### Study text
================

Night Shift

Parents fresh off maternity leave want one thing: sleep. The solution? Hire a night nurse

There are few things more exhausting than an infant's frequent, abrupt, witching-hour outbursts and feedings—that is, unless you're like Janet Wheeler Gilani, who had a secret weapon that kept her from falling apart or asleep on her feet.

Night ShiftThat weapon? A night nanny. Like a modern-day incarnation of the baby nurse of yesteryear hired by an ever-so-fortunate governess to meet a child's every need, today's night nannies are helping an increasing number of practical parents in Charlotte manage their newborns' first days and weeks. Unlike a regular babysitter, the night nanny is often a certified expert in infant care who trains the parents and assists in everything from lactation to nighttime bottle feeding and umbilical cord care for about $25 an hour.

To some this may seem an extravagance, but for moms like Gilani, the night nanny was a godsend.

"I waited a very long time to have this baby and knew I needed help," says the Charlotte banking executive. "I had no family near me and didn't know a thing about babies."

But critics of the night-nanny phenomenon worry that it can interrupt the bond between parent and child.

"The infant is looking for that familiar face, that familiar smell, and that physical touch that comes uniquely from Mommy and Daddy," says Carrie Reinecke, a therapist with Carolina Parenting Solutions. "These first moments become the foundation of our personal sense of self and security, as well as that first loving attachment…I think there would be something essentially missing for Mommy and Daddy to farm out that footprint to someone who is likely only temporary."

Fans of night nannies, though, believe they're just one more tool in a new parent's arsenal and won't hurt the child. Parents are better educated and better rested, and their home life often is calmer.

"It's reassuring to have a specialist to walk the parents through the ABCs of newborns," says Yael Powell, co-owner and director of the Charlotte branch of Absolute Best Care, which connected Gilani to her nanny. "I think they really get a lot of value out of it."

And if a night nanny means the difference between two hours or six hours of sleep a night, Gilani votes for the latter. "The nurse was a stabilizing force," she says. "She was like water wings for me."

================

### What you have to do
Please check whether each statement agrees with the night-nanny article: (a) Night nannies charge about $25 an hour. (b) Gilani had family living near her to help with the baby. (c) Yael Powell is a therapist with Carolina Parenting Solutions. Answer yes or no for each, quoting the words from the article that decide it.

[Data for structured page parsing]
================

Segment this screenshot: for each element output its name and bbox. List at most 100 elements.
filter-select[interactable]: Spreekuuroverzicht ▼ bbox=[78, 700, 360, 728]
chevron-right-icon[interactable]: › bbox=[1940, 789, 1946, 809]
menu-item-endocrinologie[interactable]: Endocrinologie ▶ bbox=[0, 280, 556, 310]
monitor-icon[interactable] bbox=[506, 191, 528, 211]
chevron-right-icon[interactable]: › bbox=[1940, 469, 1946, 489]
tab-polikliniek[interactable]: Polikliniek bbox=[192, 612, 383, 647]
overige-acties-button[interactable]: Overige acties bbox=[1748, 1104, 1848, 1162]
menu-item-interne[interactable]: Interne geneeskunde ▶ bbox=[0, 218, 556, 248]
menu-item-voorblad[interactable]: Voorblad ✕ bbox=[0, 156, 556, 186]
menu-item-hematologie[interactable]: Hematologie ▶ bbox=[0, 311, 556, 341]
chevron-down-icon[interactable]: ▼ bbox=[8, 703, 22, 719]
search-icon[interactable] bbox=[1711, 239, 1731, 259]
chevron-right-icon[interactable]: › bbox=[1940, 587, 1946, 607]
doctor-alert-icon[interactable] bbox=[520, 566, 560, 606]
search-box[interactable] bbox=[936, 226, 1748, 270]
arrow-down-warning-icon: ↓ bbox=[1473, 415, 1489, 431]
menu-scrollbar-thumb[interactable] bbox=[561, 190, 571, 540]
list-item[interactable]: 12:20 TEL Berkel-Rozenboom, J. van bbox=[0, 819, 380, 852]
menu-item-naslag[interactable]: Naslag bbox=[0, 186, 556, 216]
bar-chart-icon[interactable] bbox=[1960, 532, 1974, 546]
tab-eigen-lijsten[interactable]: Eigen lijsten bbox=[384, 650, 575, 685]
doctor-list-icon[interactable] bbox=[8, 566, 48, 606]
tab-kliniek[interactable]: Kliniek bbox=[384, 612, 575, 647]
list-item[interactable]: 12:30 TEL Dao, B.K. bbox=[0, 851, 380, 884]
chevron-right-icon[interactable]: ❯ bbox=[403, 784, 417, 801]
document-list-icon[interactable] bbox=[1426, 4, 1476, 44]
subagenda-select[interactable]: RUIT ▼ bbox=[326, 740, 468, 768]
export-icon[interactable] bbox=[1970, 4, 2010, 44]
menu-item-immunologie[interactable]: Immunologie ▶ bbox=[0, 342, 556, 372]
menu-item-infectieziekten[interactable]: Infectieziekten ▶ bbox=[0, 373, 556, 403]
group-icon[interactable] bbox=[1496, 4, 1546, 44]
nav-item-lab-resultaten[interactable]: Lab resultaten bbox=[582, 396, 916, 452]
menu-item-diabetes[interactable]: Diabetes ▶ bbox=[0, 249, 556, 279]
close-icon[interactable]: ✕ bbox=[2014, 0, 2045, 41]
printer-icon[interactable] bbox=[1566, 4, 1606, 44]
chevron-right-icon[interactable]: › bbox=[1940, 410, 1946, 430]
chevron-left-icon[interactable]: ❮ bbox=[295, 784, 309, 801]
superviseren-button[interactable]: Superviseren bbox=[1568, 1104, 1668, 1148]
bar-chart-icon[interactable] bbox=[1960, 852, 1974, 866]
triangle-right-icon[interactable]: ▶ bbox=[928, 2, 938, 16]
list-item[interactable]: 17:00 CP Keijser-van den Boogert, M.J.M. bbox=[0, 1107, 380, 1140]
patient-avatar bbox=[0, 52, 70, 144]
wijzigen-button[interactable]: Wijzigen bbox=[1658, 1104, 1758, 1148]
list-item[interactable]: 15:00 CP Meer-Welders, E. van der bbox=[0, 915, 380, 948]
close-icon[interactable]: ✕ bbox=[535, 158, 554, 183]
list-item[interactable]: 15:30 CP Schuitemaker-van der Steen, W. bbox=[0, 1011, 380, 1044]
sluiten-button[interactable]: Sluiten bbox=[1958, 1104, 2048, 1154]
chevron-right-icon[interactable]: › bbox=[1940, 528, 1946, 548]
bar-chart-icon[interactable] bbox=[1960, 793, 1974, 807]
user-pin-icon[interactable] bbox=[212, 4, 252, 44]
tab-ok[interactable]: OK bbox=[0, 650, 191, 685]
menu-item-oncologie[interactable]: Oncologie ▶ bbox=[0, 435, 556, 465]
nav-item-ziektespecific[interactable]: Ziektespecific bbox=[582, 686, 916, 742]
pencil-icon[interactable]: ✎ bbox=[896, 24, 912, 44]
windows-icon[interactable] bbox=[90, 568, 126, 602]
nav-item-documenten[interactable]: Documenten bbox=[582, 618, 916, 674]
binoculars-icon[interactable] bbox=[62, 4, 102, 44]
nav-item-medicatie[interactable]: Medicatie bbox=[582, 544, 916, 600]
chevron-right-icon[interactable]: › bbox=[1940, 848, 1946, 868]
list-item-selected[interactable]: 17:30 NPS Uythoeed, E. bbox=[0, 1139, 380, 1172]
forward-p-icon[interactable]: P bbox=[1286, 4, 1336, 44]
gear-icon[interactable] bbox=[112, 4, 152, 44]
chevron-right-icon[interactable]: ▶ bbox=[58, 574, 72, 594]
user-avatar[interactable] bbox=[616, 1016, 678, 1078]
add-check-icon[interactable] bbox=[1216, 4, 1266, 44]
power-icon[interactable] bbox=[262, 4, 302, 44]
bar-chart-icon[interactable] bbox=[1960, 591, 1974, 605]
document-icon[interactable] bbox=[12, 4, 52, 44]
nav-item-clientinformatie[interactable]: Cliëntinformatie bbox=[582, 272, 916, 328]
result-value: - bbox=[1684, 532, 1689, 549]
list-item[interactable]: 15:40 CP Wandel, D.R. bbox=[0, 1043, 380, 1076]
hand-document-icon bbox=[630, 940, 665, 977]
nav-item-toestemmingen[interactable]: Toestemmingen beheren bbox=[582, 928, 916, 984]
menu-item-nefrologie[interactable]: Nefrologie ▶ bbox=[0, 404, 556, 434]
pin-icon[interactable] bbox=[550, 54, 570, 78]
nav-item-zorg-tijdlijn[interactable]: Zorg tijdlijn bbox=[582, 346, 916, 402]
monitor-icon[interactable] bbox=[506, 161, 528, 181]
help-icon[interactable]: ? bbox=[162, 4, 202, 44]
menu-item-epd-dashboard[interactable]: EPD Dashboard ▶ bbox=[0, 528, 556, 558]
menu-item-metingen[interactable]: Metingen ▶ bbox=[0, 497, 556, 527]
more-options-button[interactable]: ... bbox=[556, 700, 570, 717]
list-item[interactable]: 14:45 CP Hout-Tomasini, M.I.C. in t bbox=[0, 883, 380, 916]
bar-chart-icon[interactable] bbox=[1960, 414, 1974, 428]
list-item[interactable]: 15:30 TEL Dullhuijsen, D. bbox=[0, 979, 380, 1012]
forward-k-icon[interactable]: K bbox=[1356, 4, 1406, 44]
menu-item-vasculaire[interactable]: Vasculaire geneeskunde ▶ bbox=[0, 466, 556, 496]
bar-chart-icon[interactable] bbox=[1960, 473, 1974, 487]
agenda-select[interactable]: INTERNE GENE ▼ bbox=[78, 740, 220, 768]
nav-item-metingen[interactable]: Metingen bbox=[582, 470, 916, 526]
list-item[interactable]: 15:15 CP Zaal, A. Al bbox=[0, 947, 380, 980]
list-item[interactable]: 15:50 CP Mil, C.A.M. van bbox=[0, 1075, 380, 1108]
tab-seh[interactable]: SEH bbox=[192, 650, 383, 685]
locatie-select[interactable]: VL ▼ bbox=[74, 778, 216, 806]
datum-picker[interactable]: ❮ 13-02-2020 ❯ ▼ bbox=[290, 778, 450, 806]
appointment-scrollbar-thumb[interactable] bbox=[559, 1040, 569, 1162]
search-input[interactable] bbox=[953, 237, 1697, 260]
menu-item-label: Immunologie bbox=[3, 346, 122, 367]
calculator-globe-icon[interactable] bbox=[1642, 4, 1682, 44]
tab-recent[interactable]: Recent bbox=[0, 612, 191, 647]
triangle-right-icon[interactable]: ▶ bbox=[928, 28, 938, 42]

================

### Your response
(a) Yes: "for about $25 an hour."
(b) No: "I had no family near me."
(c) No: "co-owner and director of the Charlotte branch of Absolute Best Care."